(Data items)
● ● ● ●
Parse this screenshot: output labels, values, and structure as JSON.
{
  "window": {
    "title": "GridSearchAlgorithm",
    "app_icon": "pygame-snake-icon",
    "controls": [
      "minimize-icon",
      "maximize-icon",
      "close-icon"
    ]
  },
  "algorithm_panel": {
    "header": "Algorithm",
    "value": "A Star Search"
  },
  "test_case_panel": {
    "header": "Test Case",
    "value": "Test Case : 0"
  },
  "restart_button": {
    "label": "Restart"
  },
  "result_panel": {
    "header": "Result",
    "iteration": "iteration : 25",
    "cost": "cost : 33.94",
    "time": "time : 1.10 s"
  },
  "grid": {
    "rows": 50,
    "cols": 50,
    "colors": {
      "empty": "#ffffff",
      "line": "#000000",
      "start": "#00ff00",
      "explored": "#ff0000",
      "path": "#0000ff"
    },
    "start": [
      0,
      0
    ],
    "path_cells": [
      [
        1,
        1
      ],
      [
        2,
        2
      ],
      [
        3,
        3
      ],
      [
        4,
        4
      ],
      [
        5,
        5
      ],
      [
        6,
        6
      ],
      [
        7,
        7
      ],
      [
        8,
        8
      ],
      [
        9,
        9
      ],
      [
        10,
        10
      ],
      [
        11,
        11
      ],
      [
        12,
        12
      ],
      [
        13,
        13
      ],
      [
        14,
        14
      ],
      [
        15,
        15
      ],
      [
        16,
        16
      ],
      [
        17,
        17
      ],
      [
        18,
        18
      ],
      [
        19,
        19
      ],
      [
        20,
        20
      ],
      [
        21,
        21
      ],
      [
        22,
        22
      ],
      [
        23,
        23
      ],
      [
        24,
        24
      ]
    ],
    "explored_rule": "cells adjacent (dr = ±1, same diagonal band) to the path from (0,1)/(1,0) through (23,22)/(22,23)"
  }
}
● ● ● ●
**INSTRUCTION:**
Pick out the lines above that hold the string "icon" and show them.

**THE SOLUTION:**
    "app_icon": "pygame-snake-icon",
      "minimize-icon",
      "maximize-icon",
      "close-icon"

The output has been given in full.